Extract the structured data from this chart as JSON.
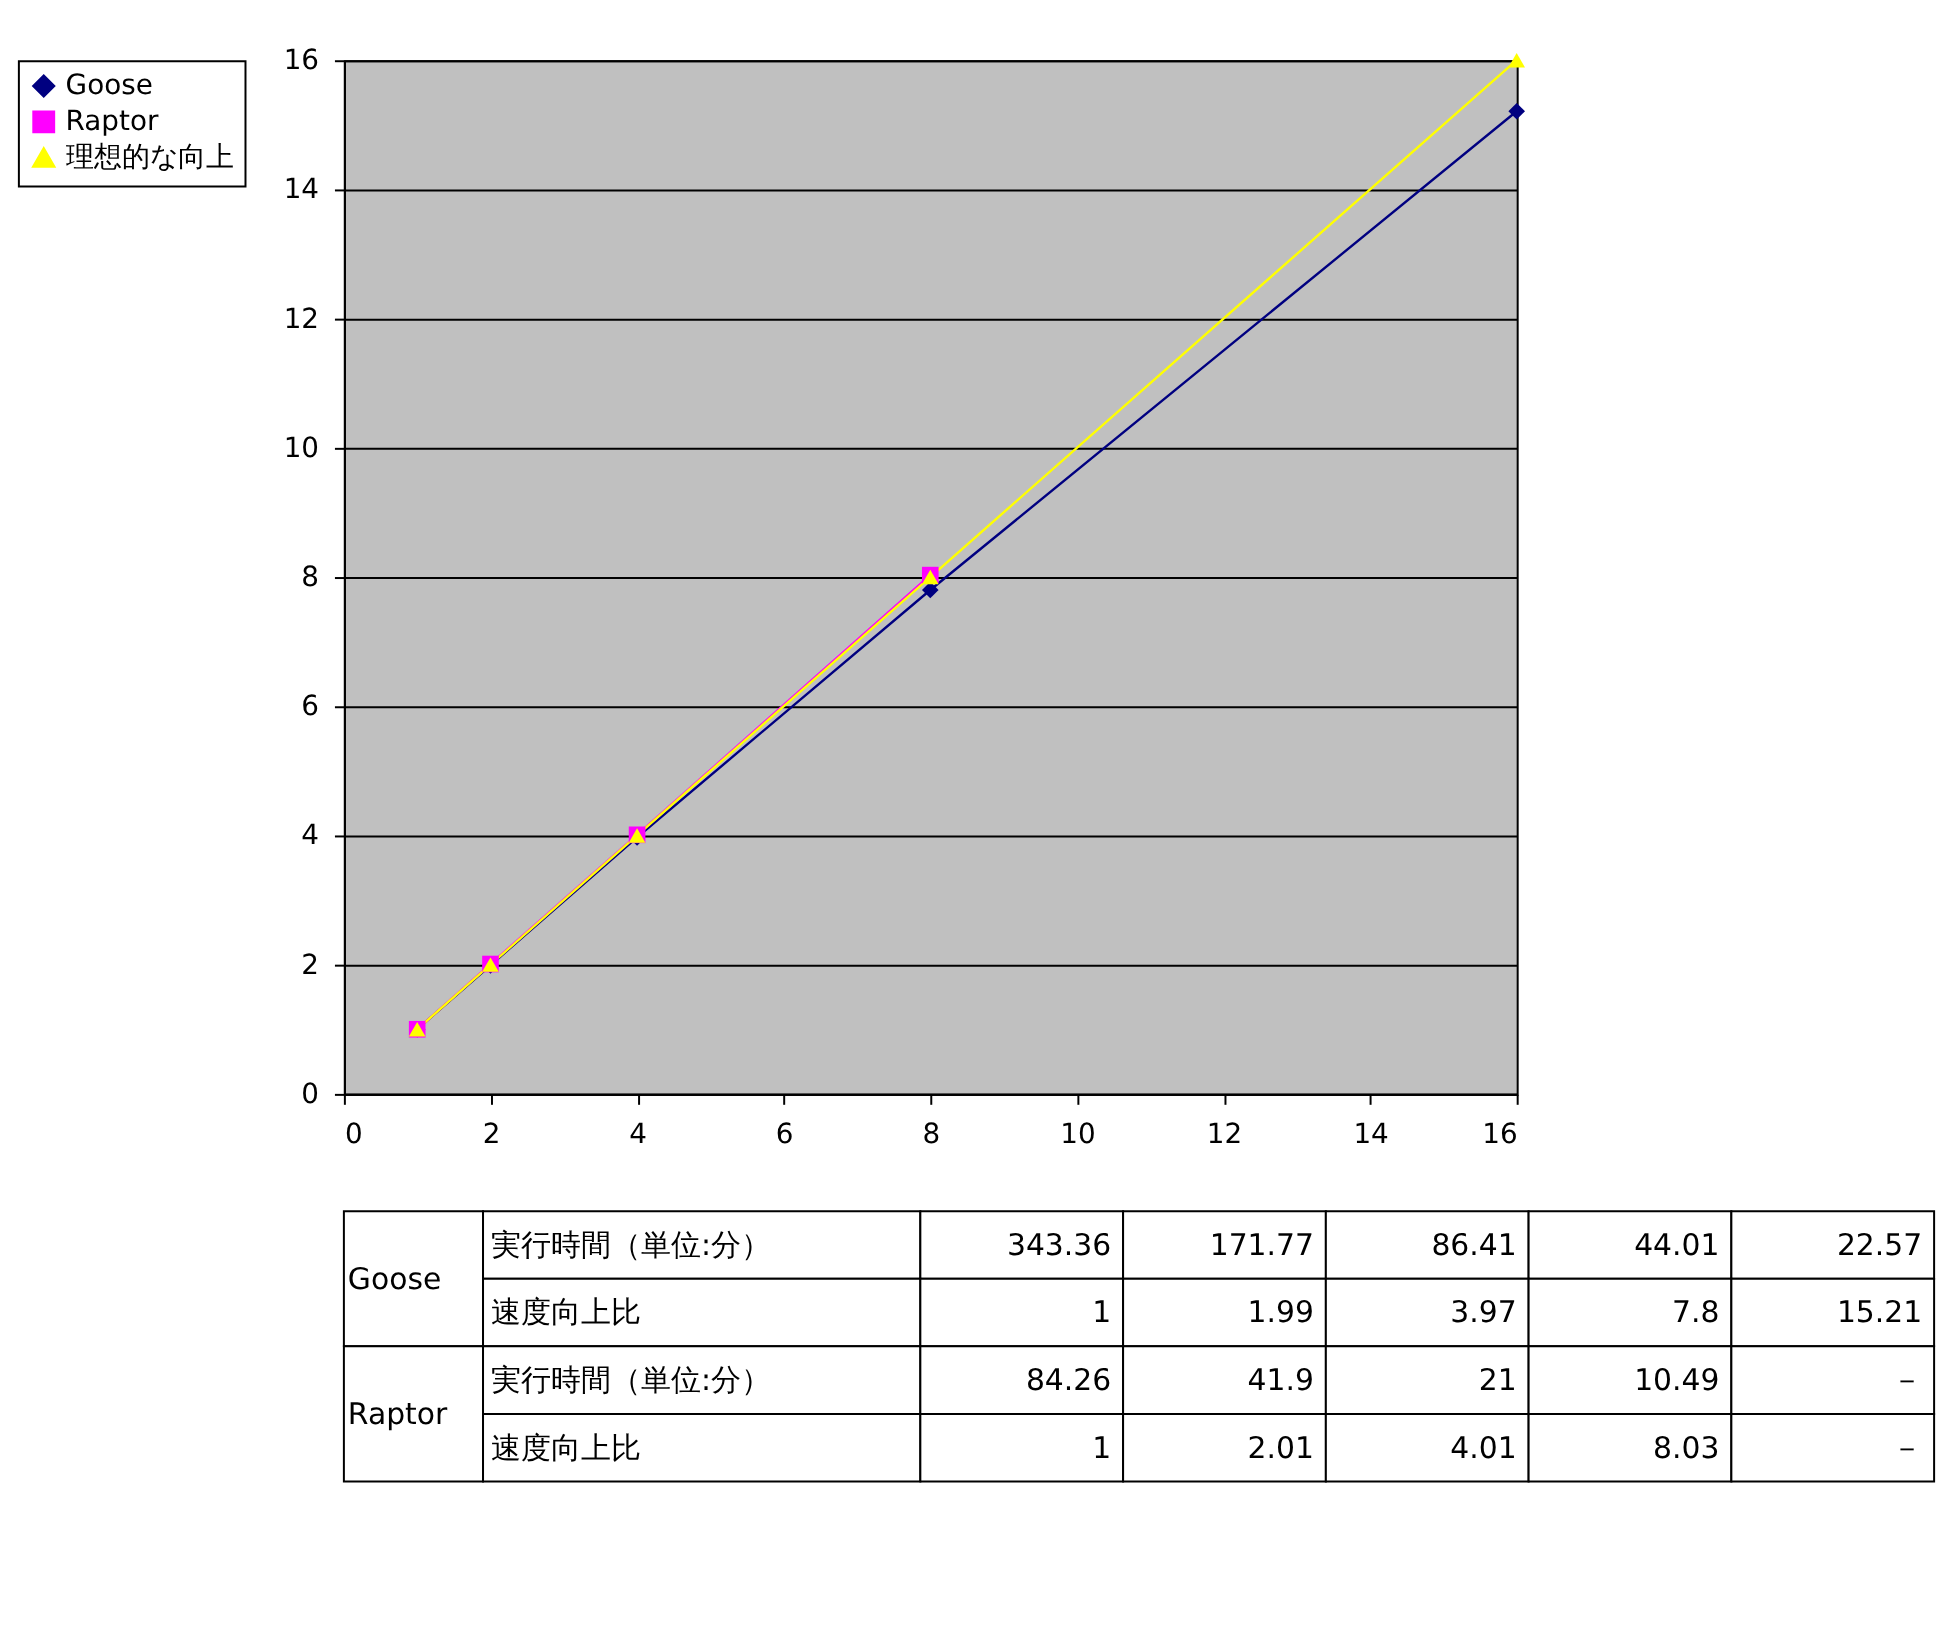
{
  "chart_data": [
    {
      "type": "line",
      "xlim": [
        0,
        16
      ],
      "xticks": [
        0,
        2,
        4,
        6,
        8,
        10,
        12,
        14,
        16
      ],
      "ylim": [
        0,
        16
      ],
      "yticks": [
        0,
        2,
        4,
        6,
        8,
        10,
        12,
        14,
        16
      ],
      "grid": "y",
      "legend": "left",
      "line_style": "solid",
      "series": [
        {
          "name": "Goose",
          "color": "#000080",
          "marker": "diamond",
          "x": [
            1,
            2,
            4,
            8,
            16
          ],
          "values": [
            1,
            1.99,
            3.97,
            7.8,
            15.21
          ]
        },
        {
          "name": "Raptor",
          "color": "#ff00ff",
          "marker": "square",
          "x": [
            1,
            2,
            4,
            8
          ],
          "values": [
            1,
            2.01,
            4.01,
            8.03
          ]
        },
        {
          "name": "理想的な向上",
          "color": "#ffff00",
          "marker": "triangle",
          "x": [
            1,
            2,
            4,
            8,
            16
          ],
          "values": [
            1,
            2,
            4,
            8,
            16
          ]
        }
      ]
    },
    {
      "type": "other",
      "annotations": [
        "Goose",
        "Raptor"
      ],
      "y_categories": [
        "実行時間（単位:分）",
        "速度向上比",
        "実行時間（単位:分）",
        "速度向上比"
      ],
      "cell_labels": [
        [
          "343.36",
          "171.77",
          "86.41",
          "44.01",
          "22.57"
        ],
        [
          "1",
          "1.99",
          "3.97",
          "7.8",
          "15.21"
        ],
        [
          "84.26",
          "41.9",
          "21",
          "10.49",
          "－"
        ],
        [
          "1",
          "2.01",
          "4.01",
          "8.03",
          "－"
        ]
      ]
    }
  ]
}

====

Given task: Restate the listing above word for word, and skip the pictures.

Task solution:
Extract the structured data from this chart as JSON.
{
  "chart_data": [
    {
      "type": "line",
      "xlim": [
        0,
        16
      ],
      "xticks": [
        0,
        2,
        4,
        6,
        8,
        10,
        12,
        14,
        16
      ],
      "ylim": [
        0,
        16
      ],
      "yticks": [
        0,
        2,
        4,
        6,
        8,
        10,
        12,
        14,
        16
      ],
      "grid": "y",
      "legend": "left",
      "line_style": "solid",
      "series": [
        {
          "name": "Goose",
          "color": "#000080",
          "marker": "diamond",
          "x": [
            1,
            2,
            4,
            8,
            16
          ],
          "values": [
            1,
            1.99,
            3.97,
            7.8,
            15.21
          ]
        },
        {
          "name": "Raptor",
          "color": "#ff00ff",
          "marker": "square",
          "x": [
            1,
            2,
            4,
            8
          ],
          "values": [
            1,
            2.01,
            4.01,
            8.03
          ]
        },
        {
          "name": "理想的な向上",
          "color": "#ffff00",
          "marker": "triangle",
          "x": [
            1,
            2,
            4,
            8,
            16
          ],
          "values": [
            1,
            2,
            4,
            8,
            16
          ]
        }
      ]
    },
    {
      "type": "other",
      "annotations": [
        "Goose",
        "Raptor"
      ],
      "y_categories": [
        "実行時間（単位:分）",
        "速度向上比",
        "実行時間（単位:分）",
        "速度向上比"
      ],
      "cell_labels": [
        [
          "343.36",
          "171.77",
          "86.41",
          "44.01",
          "22.57"
        ],
        [
          "1",
          "1.99",
          "3.97",
          "7.8",
          "15.21"
        ],
        [
          "84.26",
          "41.9",
          "21",
          "10.49",
          "－"
        ],
        [
          "1",
          "2.01",
          "4.01",
          "8.03",
          "－"
        ]
      ]
    }
  ]
}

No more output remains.